What the exercise asks -> Quote the records that follow in full, leaving the pictures out.

Record list ->
-- start --

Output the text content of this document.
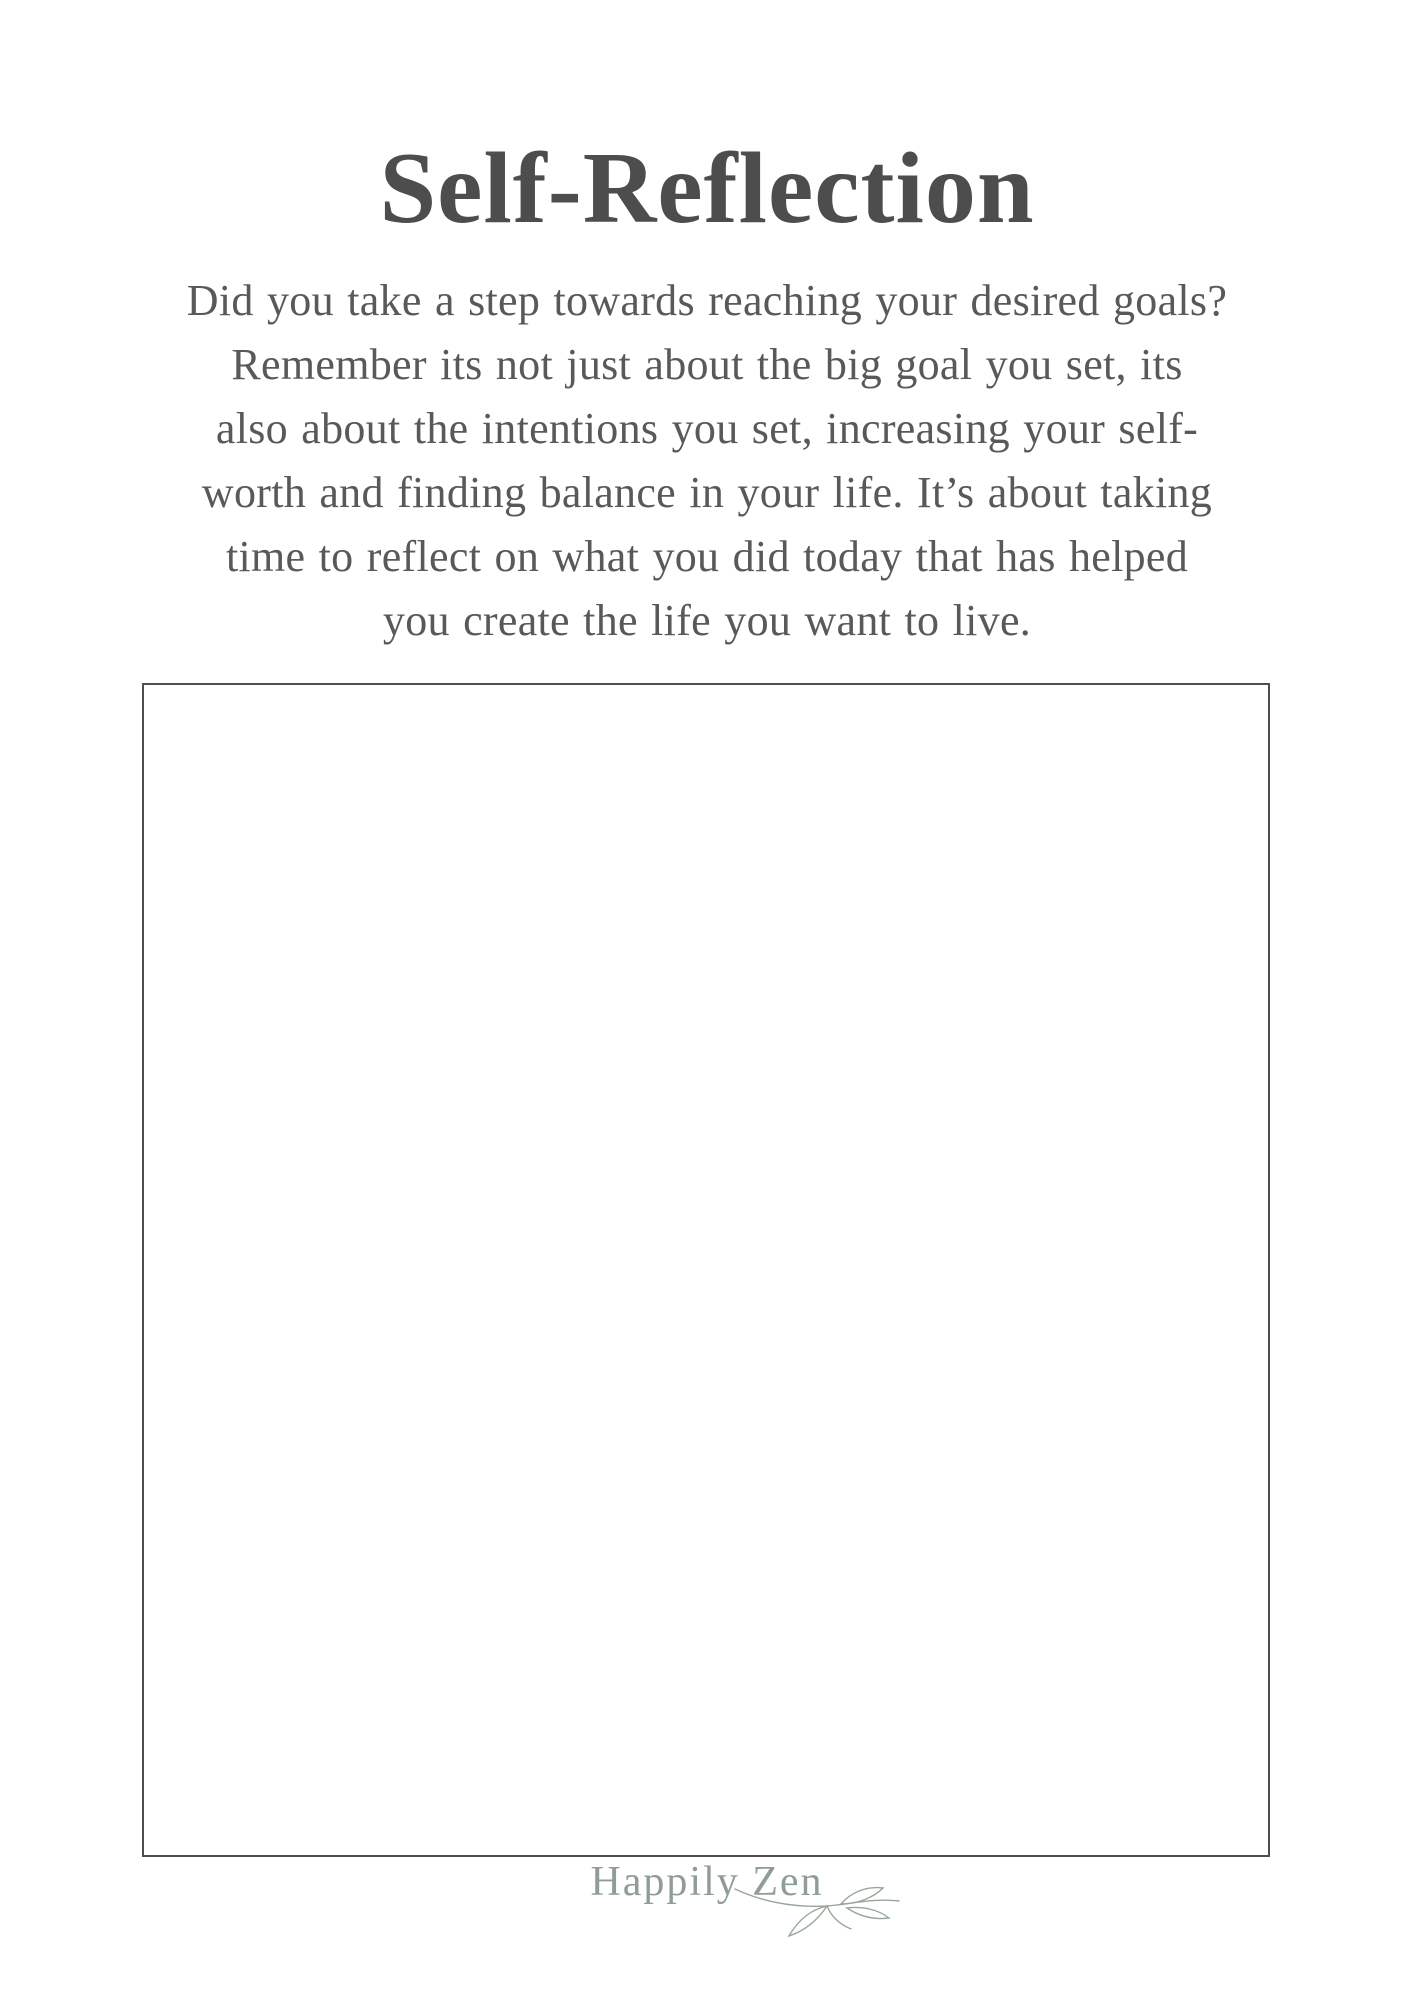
Self-Reflection
Did you take a step towards reaching your desired goals?
Remember its not just about the big goal you set, its
also about the intentions you set, increasing your self-
worth and finding balance in your life. It’s about taking
time to reflect on what you did today that has helped
you create the life you want to live.
Happily Zen
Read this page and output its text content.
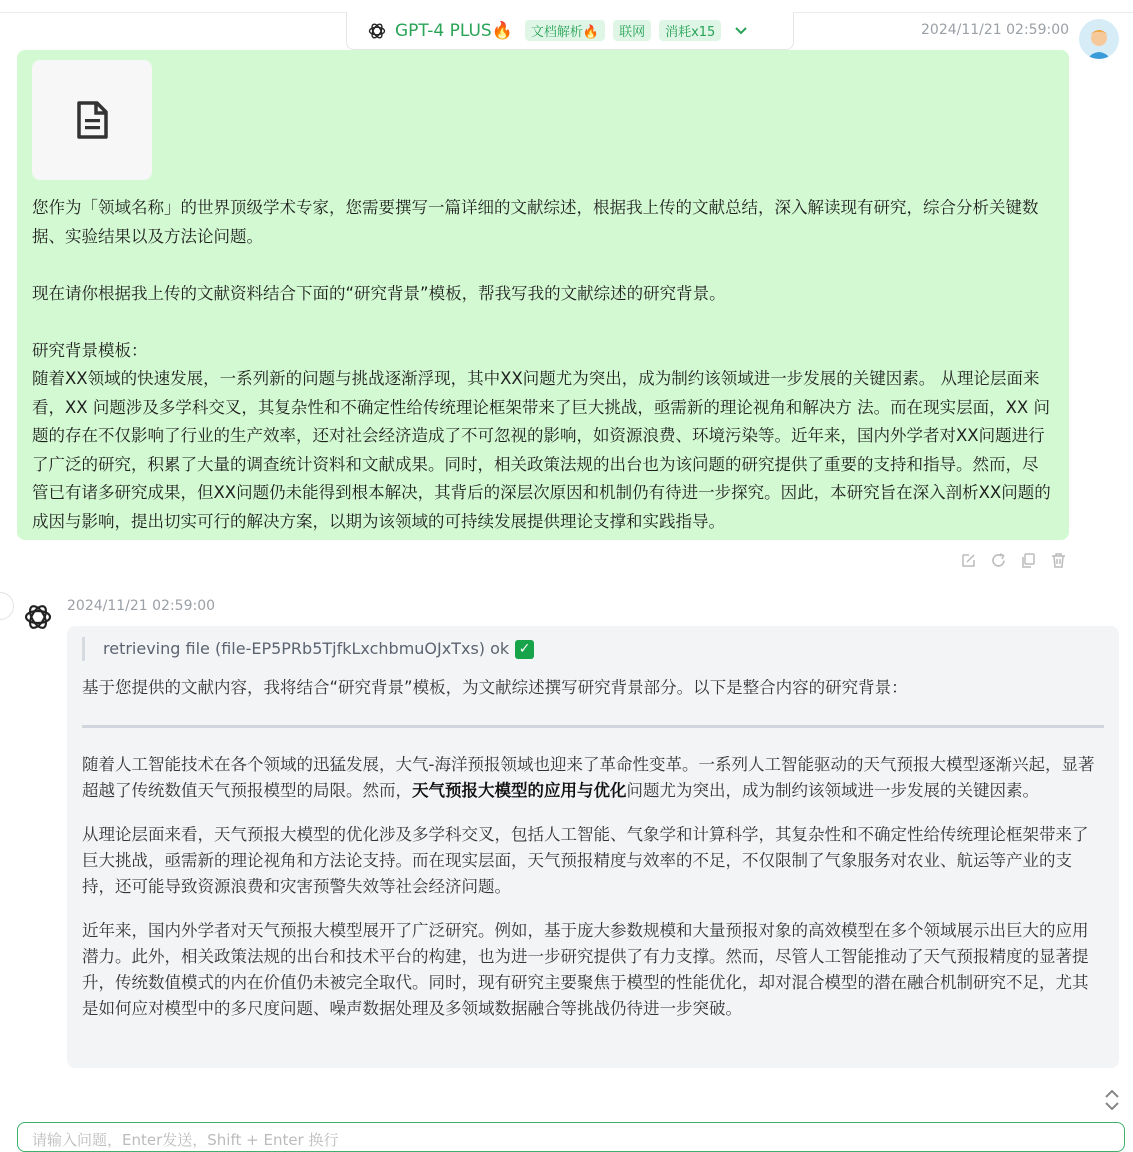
GPT-4 PLUS🔥	文档解析🔥	联网	消耗x15	2024/11/21 02:59:00
您作为「领域名称」的世界顶级学术专家，您需要撰写一篇详细的文献综述，根据我上传的文献总结，深入解读现有研究，综合分析关键数据、实验结果以及方法论问题。

现在请你根据我上传的文献资料结合下面的“研究背景”模板，帮我写我的文献综述的研究背景。

研究背景模板：
随着XX领域的快速发展，一系列新的问题与挑战逐渐浮现，其中XX问题尤为突出，成为制约该领域进一步发展的关键因素。 从理论层面来看，XX 问题涉及多学科交叉，其复杂性和不确定性给传统理论框架带来了巨大挑战，亟需新的理论视角和解决方 法。而在现实层面，XX 问题的存在不仅影响了行业的生产效率，还对社会经济造成了不可忽视的影响，如资源浪费、环境污染等。近年来，国内外学者对XX问题进行了广泛的研究，积累了大量的调查统计资料和文献成果。同时，相关政策法规的出台也为该问题的研究提供了重要的支持和指导。然而，尽管已有诸多研究成果，但XX问题仍未能得到根本解决，其背后的深层次原因和机制仍有待进一步探究。因此，本研究旨在深入剖析XX问题的成因与影响，提出切实可行的解决方案，以期为该领域的可持续发展提供理论支撑和实践指导。
2024/11/21 02:59:00
retrieving file (file-EP5PRb5TjfkLxchbmuOJxTxs) ok ✓

基于您提供的文献内容，我将结合“研究背景”模板，为文献综述撰写研究背景部分。以下是整合内容的研究背景：

随着人工智能技术在各个领域的迅猛发展，大气-海洋预报领域也迎来了革命性变革。一系列人工智能驱动的天气预报大模型逐渐兴起，显著超越了传统数值天气预报模型的局限。然而，天气预报大模型的应用与优化问题尤为突出，成为制约该领域进一步发展的关键因素。

从理论层面来看，天气预报大模型的优化涉及多学科交叉，包括人工智能、气象学和计算科学，其复杂性和不确定性给传统理论框架带来了巨大挑战，亟需新的理论视角和方法论支持。而在现实层面，天气预报精度与效率的不足，不仅限制了气象服务对农业、航运等产业的支持，还可能导致资源浪费和灾害预警失效等社会经济问题。

近年来，国内外学者对天气预报大模型展开了广泛研究。例如，基于庞大参数规模和大量预报对象的高效模型在多个领域展示出巨大的应用潜力。此外，相关政策法规的出台和技术平台的构建，也为进一步研究提供了有力支撑。然而，尽管人工智能推动了天气预报精度的显著提升，传统数值模式的内在价值仍未被完全取代。同时，现有研究主要聚焦于模型的性能优化，却对混合模型的潜在融合机制研究不足，尤其是如何应对模型中的多尺度问题、噪声数据处理及多领域数据融合等挑战仍待进一步突破。

请输入问题，Enter发送，Shift + Enter 换行
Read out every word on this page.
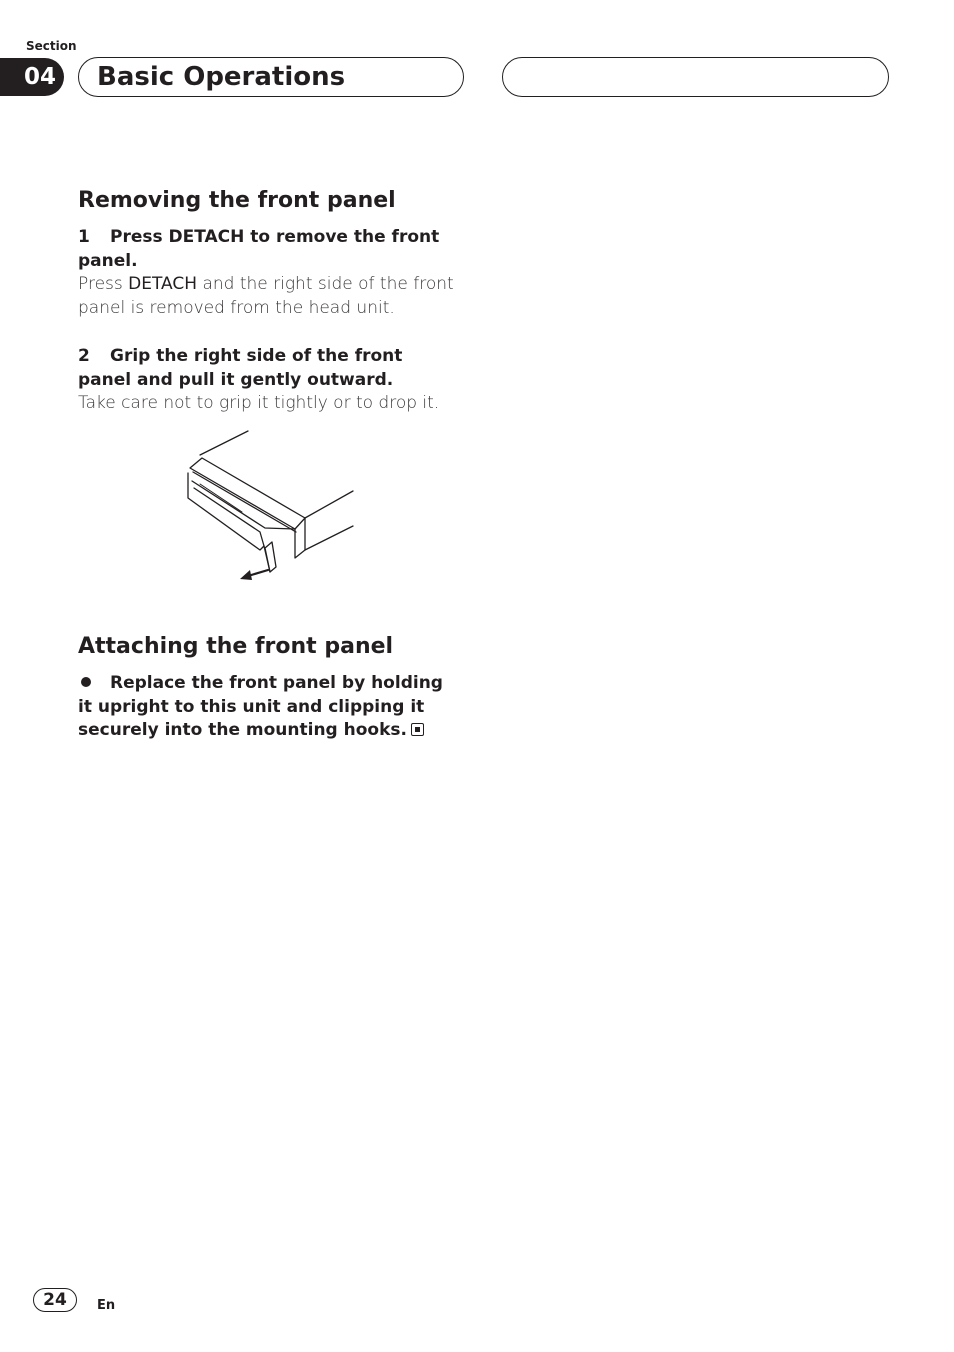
Section
04	Basic Operations
Removing the front panel

1 Press DETACH to remove the front panel.

Press DETACH and the right side of the front panel is removed from the head unit.

2 Grip the right side of the front panel and pull it gently outward.

Take care not to grip it tightly or to drop it.

Attaching the front panel

Replace the front panel by holding it upright to this unit and clipping it securely into the mounting hooks.

24	En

-- end --

Full output ->
Output the text content of this document.
Self-Reflection
Did you take a step towards reaching your desired goals?
Remember its not just about the big goal you set, its
also about the intentions you set, increasing your self-
worth and finding balance in your life. It’s about taking
time to reflect on what you did today that has helped
you create the life you want to live.
Happily Zen
Read this page and output its text content.
GPT-4 PLUS🔥	文档解析🔥	联网	消耗x15	2024/11/21 02:59:00
您作为「领域名称」的世界顶级学术专家，您需要撰写一篇详细的文献综述，根据我上传的文献总结，深入解读现有研究，综合分析关键数据、实验结果以及方法论问题。

现在请你根据我上传的文献资料结合下面的“研究背景”模板，帮我写我的文献综述的研究背景。

研究背景模板：
随着XX领域的快速发展，一系列新的问题与挑战逐渐浮现，其中XX问题尤为突出，成为制约该领域进一步发展的关键因素。 从理论层面来看，XX 问题涉及多学科交叉，其复杂性和不确定性给传统理论框架带来了巨大挑战，亟需新的理论视角和解决方 法。而在现实层面，XX 问题的存在不仅影响了行业的生产效率，还对社会经济造成了不可忽视的影响，如资源浪费、环境污染等。近年来，国内外学者对XX问题进行了广泛的研究，积累了大量的调查统计资料和文献成果。同时，相关政策法规的出台也为该问题的研究提供了重要的支持和指导。然而，尽管已有诸多研究成果，但XX问题仍未能得到根本解决，其背后的深层次原因和机制仍有待进一步探究。因此，本研究旨在深入剖析XX问题的成因与影响，提出切实可行的解决方案，以期为该领域的可持续发展提供理论支撑和实践指导。
2024/11/21 02:59:00
retrieving file (file-EP5PRb5TjfkLxchbmuOJxTxs) ok ✓

基于您提供的文献内容，我将结合“研究背景”模板，为文献综述撰写研究背景部分。以下是整合内容的研究背景：

随着人工智能技术在各个领域的迅猛发展，大气-海洋预报领域也迎来了革命性变革。一系列人工智能驱动的天气预报大模型逐渐兴起，显著超越了传统数值天气预报模型的局限。然而，天气预报大模型的应用与优化问题尤为突出，成为制约该领域进一步发展的关键因素。

从理论层面来看，天气预报大模型的优化涉及多学科交叉，包括人工智能、气象学和计算科学，其复杂性和不确定性给传统理论框架带来了巨大挑战，亟需新的理论视角和方法论支持。而在现实层面，天气预报精度与效率的不足，不仅限制了气象服务对农业、航运等产业的支持，还可能导致资源浪费和灾害预警失效等社会经济问题。

近年来，国内外学者对天气预报大模型展开了广泛研究。例如，基于庞大参数规模和大量预报对象的高效模型在多个领域展示出巨大的应用潜力。此外，相关政策法规的出台和技术平台的构建，也为进一步研究提供了有力支撑。然而，尽管人工智能推动了天气预报精度的显著提升，传统数值模式的内在价值仍未被完全取代。同时，现有研究主要聚焦于模型的性能优化，却对混合模型的潜在融合机制研究不足，尤其是如何应对模型中的多尺度问题、噪声数据处理及多领域数据融合等挑战仍待进一步突破。

请输入问题，Enter发送，Shift + Enter 换行
Read out every word on this page.
Section
04	Basic Operations
Removing the front panel

1 Press DETACH to remove the front panel.

Press DETACH and the right side of the front panel is removed from the head unit.

2 Grip the right side of the front panel and pull it gently outward.

Take care not to grip it tightly or to drop it.

Attaching the front panel

Replace the front panel by holding it upright to this unit and clipping it securely into the mounting hooks.

24	En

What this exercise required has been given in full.